### Written exercise
Go through the data below. List every line that holds the word "степени".

### Exercise inputs

======

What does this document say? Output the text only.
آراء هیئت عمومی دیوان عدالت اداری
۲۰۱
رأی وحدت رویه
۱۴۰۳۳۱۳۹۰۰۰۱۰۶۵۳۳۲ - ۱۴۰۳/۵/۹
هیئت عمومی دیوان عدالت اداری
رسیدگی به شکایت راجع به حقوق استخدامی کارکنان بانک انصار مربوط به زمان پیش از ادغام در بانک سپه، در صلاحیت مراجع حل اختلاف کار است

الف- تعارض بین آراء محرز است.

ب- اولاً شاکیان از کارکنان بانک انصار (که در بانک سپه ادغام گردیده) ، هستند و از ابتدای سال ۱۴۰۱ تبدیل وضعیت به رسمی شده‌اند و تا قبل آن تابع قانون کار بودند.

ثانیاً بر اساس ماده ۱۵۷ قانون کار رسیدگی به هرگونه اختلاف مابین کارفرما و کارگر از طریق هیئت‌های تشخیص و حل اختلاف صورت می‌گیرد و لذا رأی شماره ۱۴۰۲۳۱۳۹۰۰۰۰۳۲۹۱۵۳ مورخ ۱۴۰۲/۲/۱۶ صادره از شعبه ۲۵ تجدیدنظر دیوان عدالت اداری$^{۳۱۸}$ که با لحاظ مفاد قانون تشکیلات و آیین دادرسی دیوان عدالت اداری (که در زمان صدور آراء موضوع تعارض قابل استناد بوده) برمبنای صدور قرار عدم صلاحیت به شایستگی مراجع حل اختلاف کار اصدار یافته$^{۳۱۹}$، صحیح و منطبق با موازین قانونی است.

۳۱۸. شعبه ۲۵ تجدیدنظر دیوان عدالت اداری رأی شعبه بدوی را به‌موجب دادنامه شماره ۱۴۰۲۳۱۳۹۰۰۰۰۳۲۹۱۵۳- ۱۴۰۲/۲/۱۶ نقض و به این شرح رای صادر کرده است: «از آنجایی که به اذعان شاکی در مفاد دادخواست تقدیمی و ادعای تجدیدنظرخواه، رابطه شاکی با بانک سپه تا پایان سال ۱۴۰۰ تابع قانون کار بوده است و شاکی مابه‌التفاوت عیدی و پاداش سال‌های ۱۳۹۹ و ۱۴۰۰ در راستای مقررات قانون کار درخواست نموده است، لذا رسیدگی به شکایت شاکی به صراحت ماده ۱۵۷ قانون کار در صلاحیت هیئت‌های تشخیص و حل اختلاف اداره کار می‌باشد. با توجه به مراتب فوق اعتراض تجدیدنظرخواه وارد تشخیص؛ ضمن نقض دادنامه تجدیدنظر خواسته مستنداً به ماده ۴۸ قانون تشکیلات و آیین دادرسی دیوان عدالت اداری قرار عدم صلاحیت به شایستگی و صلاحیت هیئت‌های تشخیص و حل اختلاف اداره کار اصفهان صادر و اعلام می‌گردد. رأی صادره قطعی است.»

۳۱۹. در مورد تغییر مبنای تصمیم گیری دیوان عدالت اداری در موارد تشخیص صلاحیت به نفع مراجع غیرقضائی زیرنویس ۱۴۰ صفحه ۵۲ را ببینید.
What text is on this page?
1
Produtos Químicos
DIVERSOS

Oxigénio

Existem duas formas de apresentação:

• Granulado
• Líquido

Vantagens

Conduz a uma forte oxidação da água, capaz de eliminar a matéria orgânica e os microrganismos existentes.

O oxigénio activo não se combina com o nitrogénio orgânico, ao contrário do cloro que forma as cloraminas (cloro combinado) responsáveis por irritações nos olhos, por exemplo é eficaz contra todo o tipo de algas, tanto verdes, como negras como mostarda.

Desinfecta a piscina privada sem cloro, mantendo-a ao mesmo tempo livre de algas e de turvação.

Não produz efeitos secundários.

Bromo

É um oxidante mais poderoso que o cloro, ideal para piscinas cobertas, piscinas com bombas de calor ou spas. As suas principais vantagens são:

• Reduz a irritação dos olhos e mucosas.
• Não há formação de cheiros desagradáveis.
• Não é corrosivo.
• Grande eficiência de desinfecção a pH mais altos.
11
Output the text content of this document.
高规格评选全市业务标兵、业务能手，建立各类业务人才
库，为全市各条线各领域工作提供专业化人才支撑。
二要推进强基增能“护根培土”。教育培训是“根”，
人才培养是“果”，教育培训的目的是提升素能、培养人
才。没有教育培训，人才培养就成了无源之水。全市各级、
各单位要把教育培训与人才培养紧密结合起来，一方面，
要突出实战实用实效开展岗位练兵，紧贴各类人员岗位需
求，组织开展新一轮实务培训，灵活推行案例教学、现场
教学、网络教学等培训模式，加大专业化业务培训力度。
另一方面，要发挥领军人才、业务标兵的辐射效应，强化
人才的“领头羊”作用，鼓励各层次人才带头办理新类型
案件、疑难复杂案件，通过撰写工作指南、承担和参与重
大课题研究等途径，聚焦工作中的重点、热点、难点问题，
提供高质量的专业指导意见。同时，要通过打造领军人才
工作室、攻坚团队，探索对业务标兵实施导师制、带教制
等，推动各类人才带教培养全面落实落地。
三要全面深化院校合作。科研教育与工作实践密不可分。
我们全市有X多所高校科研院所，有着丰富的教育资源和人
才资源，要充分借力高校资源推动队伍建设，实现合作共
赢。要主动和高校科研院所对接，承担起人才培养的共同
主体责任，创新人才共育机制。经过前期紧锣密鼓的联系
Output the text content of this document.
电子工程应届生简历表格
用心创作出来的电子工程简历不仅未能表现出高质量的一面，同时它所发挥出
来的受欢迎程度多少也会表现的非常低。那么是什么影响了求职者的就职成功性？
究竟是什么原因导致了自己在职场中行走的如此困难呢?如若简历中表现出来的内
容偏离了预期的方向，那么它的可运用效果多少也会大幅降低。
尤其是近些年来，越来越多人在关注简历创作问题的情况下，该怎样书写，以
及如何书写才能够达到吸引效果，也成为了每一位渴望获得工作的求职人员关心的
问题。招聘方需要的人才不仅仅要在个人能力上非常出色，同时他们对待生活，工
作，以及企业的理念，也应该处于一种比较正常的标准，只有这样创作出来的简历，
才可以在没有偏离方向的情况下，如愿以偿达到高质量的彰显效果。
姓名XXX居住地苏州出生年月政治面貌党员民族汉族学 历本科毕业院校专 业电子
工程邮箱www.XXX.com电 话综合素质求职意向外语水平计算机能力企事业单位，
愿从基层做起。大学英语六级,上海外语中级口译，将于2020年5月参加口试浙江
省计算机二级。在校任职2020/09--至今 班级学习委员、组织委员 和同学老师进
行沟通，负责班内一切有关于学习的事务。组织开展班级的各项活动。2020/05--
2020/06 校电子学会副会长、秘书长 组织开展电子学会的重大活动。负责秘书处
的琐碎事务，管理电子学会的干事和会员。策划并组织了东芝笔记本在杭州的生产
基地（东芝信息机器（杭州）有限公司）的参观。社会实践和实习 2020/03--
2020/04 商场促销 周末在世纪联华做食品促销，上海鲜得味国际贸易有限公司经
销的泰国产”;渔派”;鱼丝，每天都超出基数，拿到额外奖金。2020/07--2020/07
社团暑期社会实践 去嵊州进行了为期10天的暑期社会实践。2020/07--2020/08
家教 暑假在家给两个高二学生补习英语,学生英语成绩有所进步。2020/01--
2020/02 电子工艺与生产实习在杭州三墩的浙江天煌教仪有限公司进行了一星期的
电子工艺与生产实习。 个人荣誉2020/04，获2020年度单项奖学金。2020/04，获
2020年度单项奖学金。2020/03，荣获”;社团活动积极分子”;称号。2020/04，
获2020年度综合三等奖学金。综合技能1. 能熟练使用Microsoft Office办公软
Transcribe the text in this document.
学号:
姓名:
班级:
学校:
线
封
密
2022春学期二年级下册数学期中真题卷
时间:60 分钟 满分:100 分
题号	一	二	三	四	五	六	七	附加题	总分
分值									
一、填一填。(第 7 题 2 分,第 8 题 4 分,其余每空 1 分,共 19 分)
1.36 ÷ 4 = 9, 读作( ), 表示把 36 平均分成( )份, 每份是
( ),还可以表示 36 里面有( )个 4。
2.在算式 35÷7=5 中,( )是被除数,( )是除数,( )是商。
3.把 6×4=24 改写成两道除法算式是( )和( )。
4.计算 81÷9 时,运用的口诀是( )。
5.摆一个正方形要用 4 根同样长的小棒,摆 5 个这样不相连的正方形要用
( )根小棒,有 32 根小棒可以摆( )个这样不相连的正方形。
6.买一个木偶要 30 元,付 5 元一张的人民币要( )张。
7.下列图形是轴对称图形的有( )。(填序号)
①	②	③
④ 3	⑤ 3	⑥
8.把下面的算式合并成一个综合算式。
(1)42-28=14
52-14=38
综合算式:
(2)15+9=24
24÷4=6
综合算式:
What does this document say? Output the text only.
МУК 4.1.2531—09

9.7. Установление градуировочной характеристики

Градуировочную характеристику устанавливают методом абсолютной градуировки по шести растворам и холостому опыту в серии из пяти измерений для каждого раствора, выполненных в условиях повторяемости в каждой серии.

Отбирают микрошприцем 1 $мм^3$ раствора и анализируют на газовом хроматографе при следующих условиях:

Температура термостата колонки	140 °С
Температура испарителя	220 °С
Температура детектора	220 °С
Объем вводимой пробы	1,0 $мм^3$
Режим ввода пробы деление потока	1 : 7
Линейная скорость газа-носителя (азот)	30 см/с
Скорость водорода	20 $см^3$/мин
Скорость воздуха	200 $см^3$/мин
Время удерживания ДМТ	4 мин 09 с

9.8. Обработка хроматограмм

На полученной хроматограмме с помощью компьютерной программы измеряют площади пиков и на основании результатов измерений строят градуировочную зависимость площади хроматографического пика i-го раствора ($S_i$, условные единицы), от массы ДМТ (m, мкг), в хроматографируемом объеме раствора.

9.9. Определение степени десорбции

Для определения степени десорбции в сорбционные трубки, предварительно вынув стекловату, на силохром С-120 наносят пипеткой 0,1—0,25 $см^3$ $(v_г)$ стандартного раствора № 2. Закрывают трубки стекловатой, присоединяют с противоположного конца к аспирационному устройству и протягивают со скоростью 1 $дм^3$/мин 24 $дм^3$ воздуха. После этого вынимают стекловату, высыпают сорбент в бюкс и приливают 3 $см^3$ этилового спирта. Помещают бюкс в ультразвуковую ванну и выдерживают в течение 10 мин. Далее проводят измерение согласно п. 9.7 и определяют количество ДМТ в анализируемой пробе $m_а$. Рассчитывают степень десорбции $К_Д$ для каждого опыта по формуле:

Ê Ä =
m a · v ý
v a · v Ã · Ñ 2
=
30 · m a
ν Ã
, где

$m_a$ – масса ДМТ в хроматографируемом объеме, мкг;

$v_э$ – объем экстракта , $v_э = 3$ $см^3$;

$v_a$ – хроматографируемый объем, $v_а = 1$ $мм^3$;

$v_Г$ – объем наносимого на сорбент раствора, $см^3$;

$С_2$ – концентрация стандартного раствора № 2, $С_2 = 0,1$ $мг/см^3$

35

======

### Exercise solution
9.9. Определение степени десорбции
Для определения степени десорбции в сорбционные трубки, предварительно вынув стекловату, на силохром С-120 наносят пипеткой 0,1—0,25 $см^3$ $(v_г)$ стандартного раствора № 2. Закрывают трубки стекловатой, присоединяют с противоположного конца к аспирационному устройству и протягивают со скоростью 1 $дм^3$/мин 24 $дм^3$ воздуха. После этого вынимают стекловату, высыпают сорбент в бюкс и приливают 3 $см^3$ этилового спирта. Помещают бюкс в ультразвуковую ванну и выдерживают в течение 10 мин. Далее проводят измерение согласно п. 9.7 и определяют количество ДМТ в анализируемой пробе $m_а$. Рассчитывают степень десорбции $К_Д$ для каждого опыта по формуле:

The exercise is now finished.